* WHAT IS BEING ASKED:
Without changing a character, return the entries, but not the images they hold.

(Data records)
<<<<
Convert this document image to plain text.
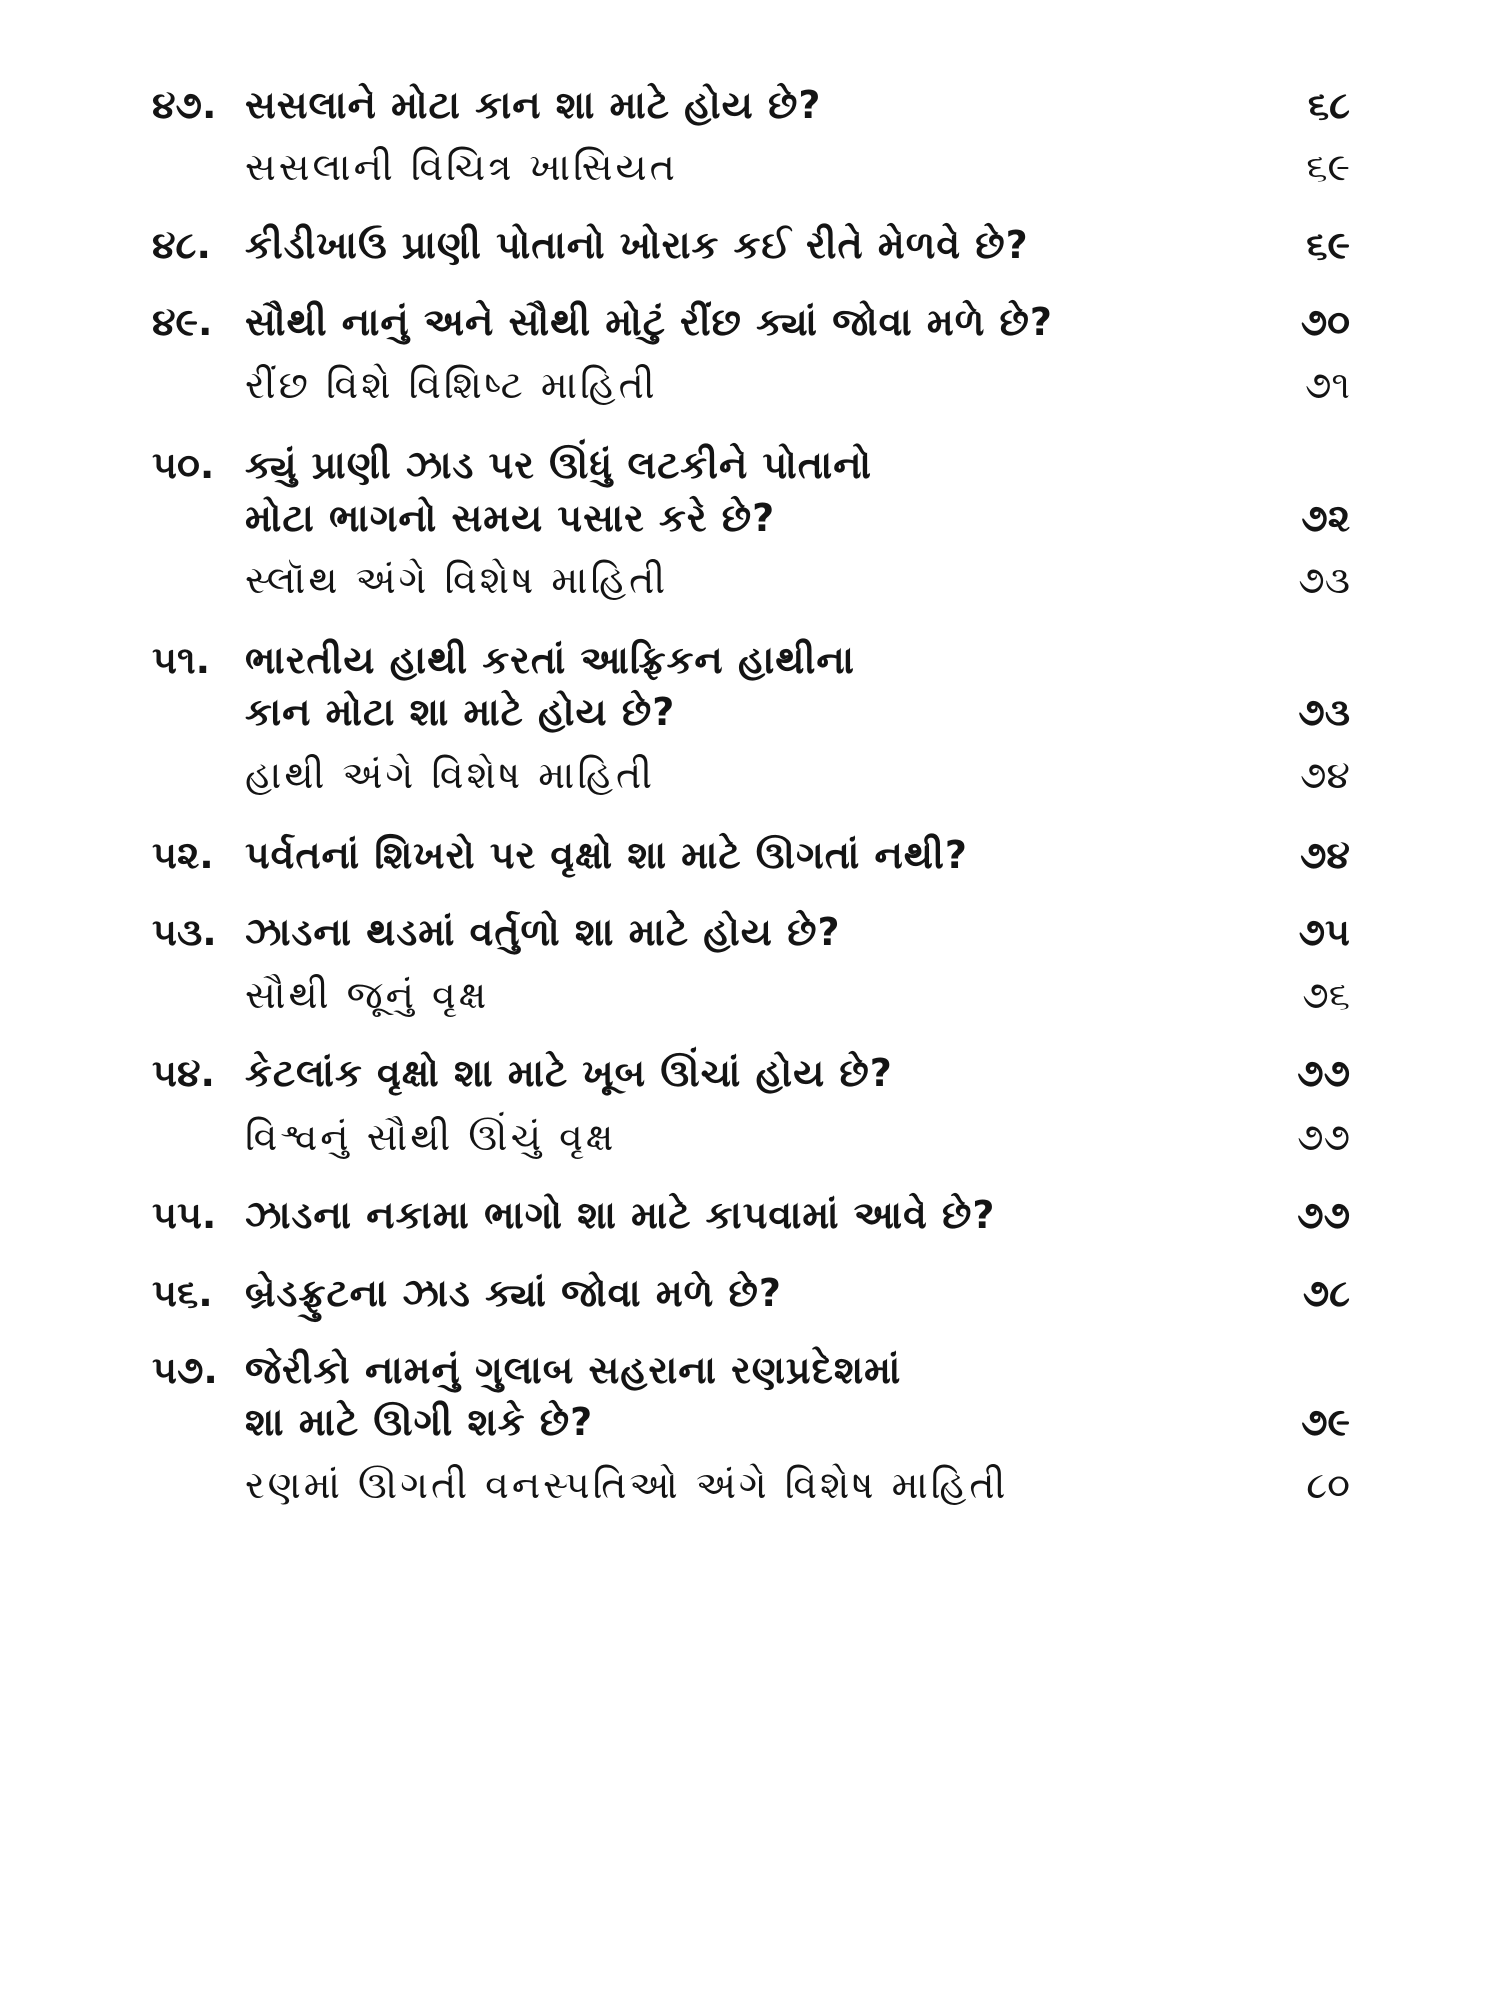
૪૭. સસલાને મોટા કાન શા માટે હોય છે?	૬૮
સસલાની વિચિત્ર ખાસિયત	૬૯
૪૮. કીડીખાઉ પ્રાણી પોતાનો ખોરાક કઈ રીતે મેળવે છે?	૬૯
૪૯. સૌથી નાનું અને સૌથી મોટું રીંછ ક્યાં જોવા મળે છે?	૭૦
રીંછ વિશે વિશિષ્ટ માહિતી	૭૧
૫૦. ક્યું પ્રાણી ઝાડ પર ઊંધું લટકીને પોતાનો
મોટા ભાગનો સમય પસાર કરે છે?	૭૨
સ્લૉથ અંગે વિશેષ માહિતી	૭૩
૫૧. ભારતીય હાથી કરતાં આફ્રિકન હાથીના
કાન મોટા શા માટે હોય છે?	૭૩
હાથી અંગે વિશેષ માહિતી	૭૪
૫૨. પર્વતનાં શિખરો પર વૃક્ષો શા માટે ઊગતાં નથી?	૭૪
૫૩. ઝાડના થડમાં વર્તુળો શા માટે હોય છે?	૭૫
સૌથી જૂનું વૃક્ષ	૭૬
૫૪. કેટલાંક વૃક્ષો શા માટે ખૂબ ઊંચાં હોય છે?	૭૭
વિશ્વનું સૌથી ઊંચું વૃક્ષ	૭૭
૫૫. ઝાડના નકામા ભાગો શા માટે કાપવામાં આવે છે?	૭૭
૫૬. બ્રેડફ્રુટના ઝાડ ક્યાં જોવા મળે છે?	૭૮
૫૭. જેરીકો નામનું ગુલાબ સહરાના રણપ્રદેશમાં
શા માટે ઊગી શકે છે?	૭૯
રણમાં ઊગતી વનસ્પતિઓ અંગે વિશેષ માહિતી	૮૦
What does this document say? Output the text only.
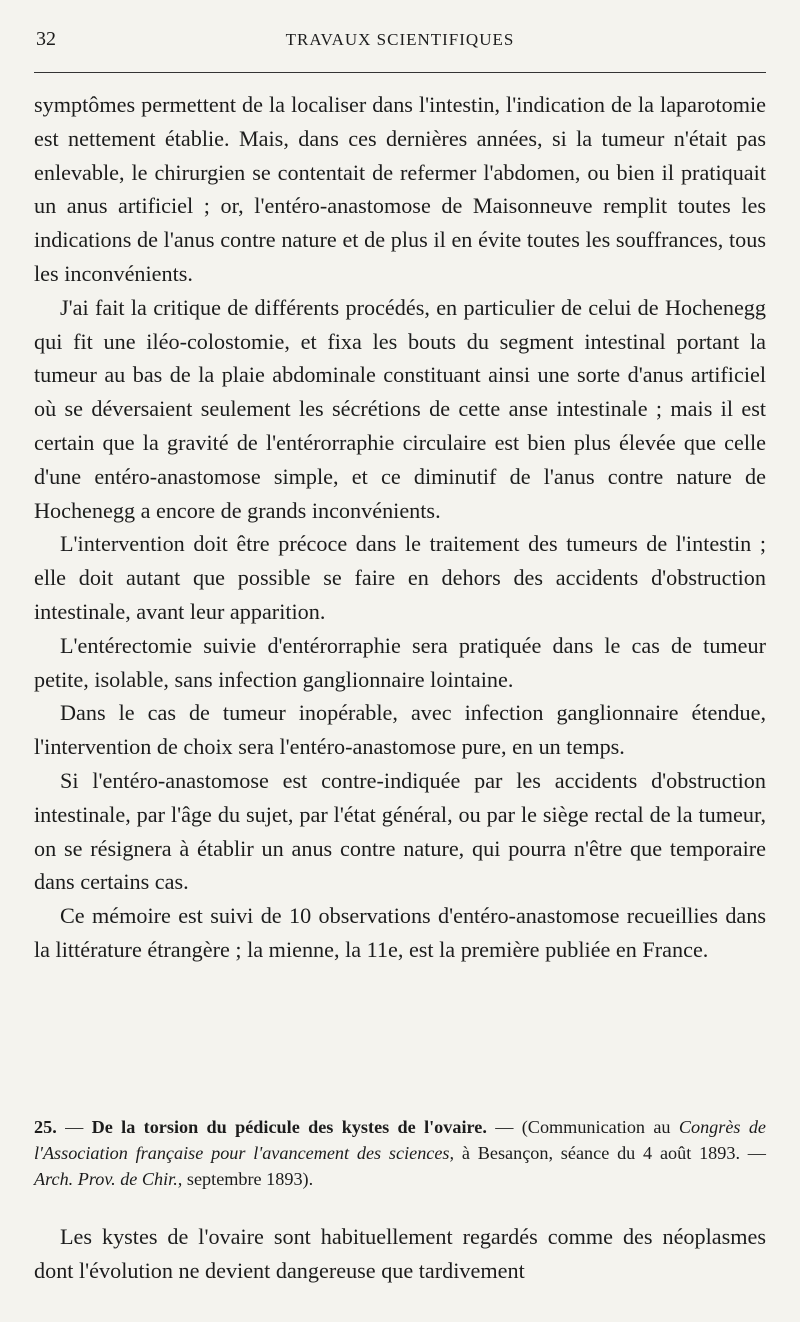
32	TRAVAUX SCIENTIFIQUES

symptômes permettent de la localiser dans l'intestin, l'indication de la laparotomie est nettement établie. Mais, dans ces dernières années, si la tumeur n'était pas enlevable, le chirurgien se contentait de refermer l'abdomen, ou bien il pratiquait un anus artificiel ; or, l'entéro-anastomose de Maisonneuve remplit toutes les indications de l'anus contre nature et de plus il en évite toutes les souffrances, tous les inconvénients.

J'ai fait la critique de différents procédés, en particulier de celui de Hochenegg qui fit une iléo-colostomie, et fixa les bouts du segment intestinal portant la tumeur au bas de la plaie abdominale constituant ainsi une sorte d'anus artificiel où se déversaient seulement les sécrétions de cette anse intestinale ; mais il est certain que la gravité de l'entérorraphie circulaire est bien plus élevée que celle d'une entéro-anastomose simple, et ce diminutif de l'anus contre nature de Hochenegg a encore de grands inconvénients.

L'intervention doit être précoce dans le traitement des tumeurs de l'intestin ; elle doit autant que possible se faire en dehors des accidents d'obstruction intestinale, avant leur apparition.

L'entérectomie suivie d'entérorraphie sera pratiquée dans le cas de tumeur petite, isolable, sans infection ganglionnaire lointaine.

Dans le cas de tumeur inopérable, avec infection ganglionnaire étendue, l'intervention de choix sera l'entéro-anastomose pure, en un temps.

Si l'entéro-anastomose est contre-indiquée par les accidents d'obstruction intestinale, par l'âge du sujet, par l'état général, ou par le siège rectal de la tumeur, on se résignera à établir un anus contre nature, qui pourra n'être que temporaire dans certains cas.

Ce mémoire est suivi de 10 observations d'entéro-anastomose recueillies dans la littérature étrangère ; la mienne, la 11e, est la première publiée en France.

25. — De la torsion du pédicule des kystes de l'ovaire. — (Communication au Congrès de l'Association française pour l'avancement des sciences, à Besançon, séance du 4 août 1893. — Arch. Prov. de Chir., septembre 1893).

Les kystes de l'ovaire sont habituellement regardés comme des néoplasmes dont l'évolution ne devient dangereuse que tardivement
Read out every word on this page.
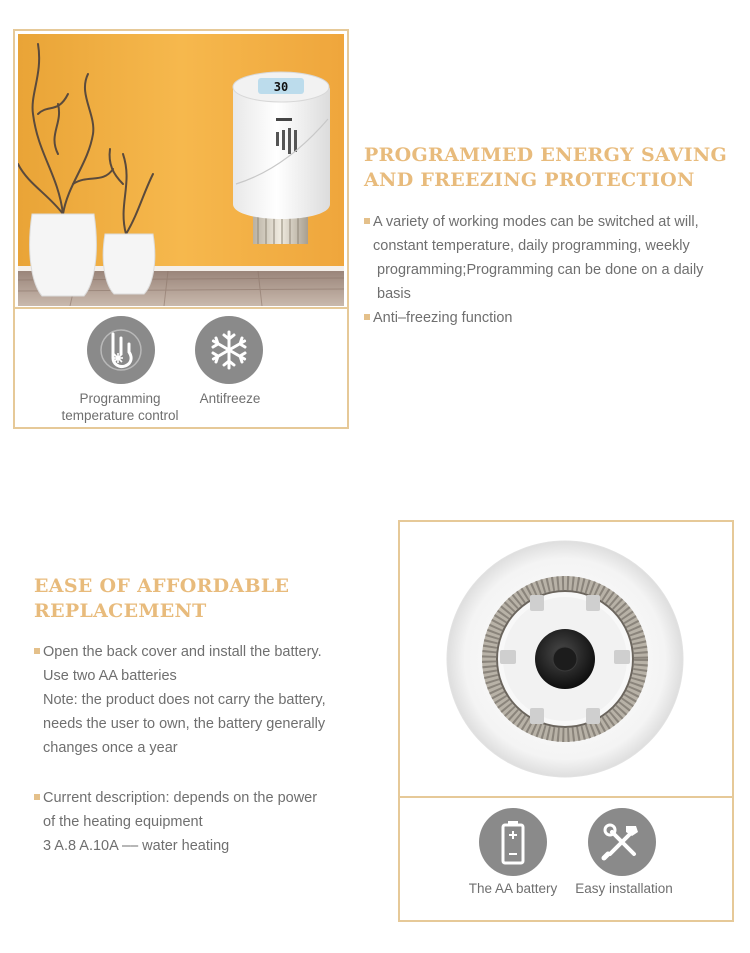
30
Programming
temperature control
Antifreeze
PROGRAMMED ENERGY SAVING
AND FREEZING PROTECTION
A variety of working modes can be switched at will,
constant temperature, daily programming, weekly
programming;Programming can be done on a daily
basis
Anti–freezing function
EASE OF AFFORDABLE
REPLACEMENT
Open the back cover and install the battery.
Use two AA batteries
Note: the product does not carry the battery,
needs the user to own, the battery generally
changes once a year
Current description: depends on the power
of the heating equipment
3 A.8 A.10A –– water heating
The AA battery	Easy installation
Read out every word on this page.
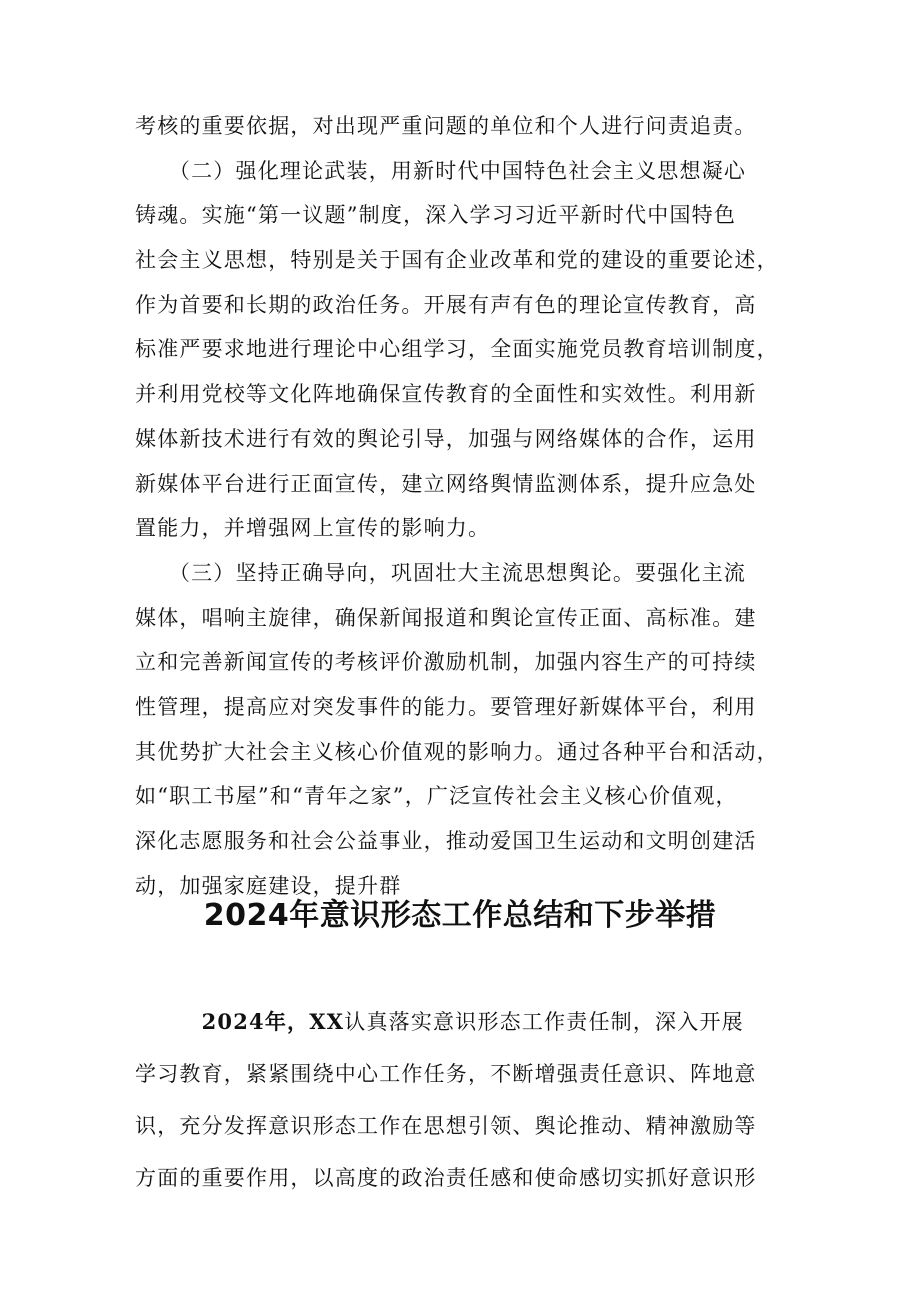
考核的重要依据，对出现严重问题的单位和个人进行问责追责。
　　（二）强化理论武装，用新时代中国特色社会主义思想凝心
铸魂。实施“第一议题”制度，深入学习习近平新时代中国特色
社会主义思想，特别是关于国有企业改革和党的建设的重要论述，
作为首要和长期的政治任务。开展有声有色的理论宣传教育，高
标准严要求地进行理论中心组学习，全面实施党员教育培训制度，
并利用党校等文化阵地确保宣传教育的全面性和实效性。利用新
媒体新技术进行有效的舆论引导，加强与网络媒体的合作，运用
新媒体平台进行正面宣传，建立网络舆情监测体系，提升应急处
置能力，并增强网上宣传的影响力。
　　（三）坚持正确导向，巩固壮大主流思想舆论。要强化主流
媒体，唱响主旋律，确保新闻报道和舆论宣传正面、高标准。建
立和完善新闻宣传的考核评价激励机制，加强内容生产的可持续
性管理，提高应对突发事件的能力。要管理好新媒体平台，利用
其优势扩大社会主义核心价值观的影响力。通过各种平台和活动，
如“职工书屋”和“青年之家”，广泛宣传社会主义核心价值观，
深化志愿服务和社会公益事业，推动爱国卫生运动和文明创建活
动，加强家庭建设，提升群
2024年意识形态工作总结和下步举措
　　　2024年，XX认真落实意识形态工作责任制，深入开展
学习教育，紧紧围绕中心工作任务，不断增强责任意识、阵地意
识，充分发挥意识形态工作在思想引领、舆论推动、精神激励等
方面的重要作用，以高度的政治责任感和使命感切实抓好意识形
>>>>
* RESPONSE TO THIS EXERCISE:
Convert this document image to plain text.
૪૭. સસલાને મોટા કાન શા માટે હોય છે?	૬૮
સસલાની વિચિત્ર ખાસિયત	૬૯
૪૮. કીડીખાઉ પ્રાણી પોતાનો ખોરાક કઈ રીતે મેળવે છે?	૬૯
૪૯. સૌથી નાનું અને સૌથી મોટું રીંછ ક્યાં જોવા મળે છે?	૭૦
રીંછ વિશે વિશિષ્ટ માહિતી	૭૧
૫૦. ક્યું પ્રાણી ઝાડ પર ઊંધું લટકીને પોતાનો
મોટા ભાગનો સમય પસાર કરે છે?	૭૨
સ્લૉથ અંગે વિશેષ માહિતી	૭૩
૫૧. ભારતીય હાથી કરતાં આફ્રિકન હાથીના
કાન મોટા શા માટે હોય છે?	૭૩
હાથી અંગે વિશેષ માહિતી	૭૪
૫૨. પર્વતનાં શિખરો પર વૃક્ષો શા માટે ઊગતાં નથી?	૭૪
૫૩. ઝાડના થડમાં વર્તુળો શા માટે હોય છે?	૭૫
સૌથી જૂનું વૃક્ષ	૭૬
૫૪. કેટલાંક વૃક્ષો શા માટે ખૂબ ઊંચાં હોય છે?	૭૭
વિશ્વનું સૌથી ઊંચું વૃક્ષ	૭૭
૫૫. ઝાડના નકામા ભાગો શા માટે કાપવામાં આવે છે?	૭૭
૫૬. બ્રેડફ્રુટના ઝાડ ક્યાં જોવા મળે છે?	૭૮
૫૭. જેરીકો નામનું ગુલાબ સહરાના રણપ્રદેશમાં
શા માટે ઊગી શકે છે?	૭૯
રણમાં ઊગતી વનસ્પતિઓ અંગે વિશેષ માહિતી	૮૦
What does this document say? Output the text only.
32	TRAVAUX SCIENTIFIQUES

symptômes permettent de la localiser dans l'intestin, l'indication de la laparotomie est nettement établie. Mais, dans ces dernières années, si la tumeur n'était pas enlevable, le chirurgien se contentait de refermer l'abdomen, ou bien il pratiquait un anus artificiel ; or, l'entéro-anastomose de Maisonneuve remplit toutes les indications de l'anus contre nature et de plus il en évite toutes les souffrances, tous les inconvénients.

J'ai fait la critique de différents procédés, en particulier de celui de Hochenegg qui fit une iléo-colostomie, et fixa les bouts du segment intestinal portant la tumeur au bas de la plaie abdominale constituant ainsi une sorte d'anus artificiel où se déversaient seulement les sécrétions de cette anse intestinale ; mais il est certain que la gravité de l'entérorraphie circulaire est bien plus élevée que celle d'une entéro-anastomose simple, et ce diminutif de l'anus contre nature de Hochenegg a encore de grands inconvénients.

L'intervention doit être précoce dans le traitement des tumeurs de l'intestin ; elle doit autant que possible se faire en dehors des accidents d'obstruction intestinale, avant leur apparition.

L'entérectomie suivie d'entérorraphie sera pratiquée dans le cas de tumeur petite, isolable, sans infection ganglionnaire lointaine.

Dans le cas de tumeur inopérable, avec infection ganglionnaire étendue, l'intervention de choix sera l'entéro-anastomose pure, en un temps.

Si l'entéro-anastomose est contre-indiquée par les accidents d'obstruction intestinale, par l'âge du sujet, par l'état général, ou par le siège rectal de la tumeur, on se résignera à établir un anus contre nature, qui pourra n'être que temporaire dans certains cas.

Ce mémoire est suivi de 10 observations d'entéro-anastomose recueillies dans la littérature étrangère ; la mienne, la 11e, est la première publiée en France.

25. — De la torsion du pédicule des kystes de l'ovaire. — (Communication au Congrès de l'Association française pour l'avancement des sciences, à Besançon, séance du 4 août 1893. — Arch. Prov. de Chir., septembre 1893).

Les kystes de l'ovaire sont habituellement regardés comme des néoplasmes dont l'évolution ne devient dangereuse que tardivement
Read out every word on this page.
30
Programming
temperature control
Antifreeze
PROGRAMMED ENERGY SAVING
AND FREEZING PROTECTION
A variety of working modes can be switched at will,
constant temperature, daily programming, weekly
programming;Programming can be done on a daily
basis
Anti–freezing function
EASE OF AFFORDABLE
REPLACEMENT
Open the back cover and install the battery.
Use two AA batteries
Note: the product does not carry the battery,
needs the user to own, the battery generally
changes once a year
Current description: depends on the power
of the heating equipment
3 A.8 A.10A –– water heating
The AA battery	Easy installation
Read out every word on this page.
考核的重要依据，对出现严重问题的单位和个人进行问责追责。
　　（二）强化理论武装，用新时代中国特色社会主义思想凝心
铸魂。实施“第一议题”制度，深入学习习近平新时代中国特色
社会主义思想，特别是关于国有企业改革和党的建设的重要论述，
作为首要和长期的政治任务。开展有声有色的理论宣传教育，高
标准严要求地进行理论中心组学习，全面实施党员教育培训制度，
并利用党校等文化阵地确保宣传教育的全面性和实效性。利用新
媒体新技术进行有效的舆论引导，加强与网络媒体的合作，运用
新媒体平台进行正面宣传，建立网络舆情监测体系，提升应急处
置能力，并增强网上宣传的影响力。
　　（三）坚持正确导向，巩固壮大主流思想舆论。要强化主流
媒体，唱响主旋律，确保新闻报道和舆论宣传正面、高标准。建
立和完善新闻宣传的考核评价激励机制，加强内容生产的可持续
性管理，提高应对突发事件的能力。要管理好新媒体平台，利用
其优势扩大社会主义核心价值观的影响力。通过各种平台和活动，
如“职工书屋”和“青年之家”，广泛宣传社会主义核心价值观，
深化志愿服务和社会公益事业，推动爱国卫生运动和文明创建活
动，加强家庭建设，提升群
2024年意识形态工作总结和下步举措
　　　2024年，XX认真落实意识形态工作责任制，深入开展
学习教育，紧紧围绕中心工作任务，不断增强责任意识、阵地意
识，充分发挥意识形态工作在思想引领、舆论推动、精神激励等
方面的重要作用，以高度的政治责任感和使命感切实抓好意识形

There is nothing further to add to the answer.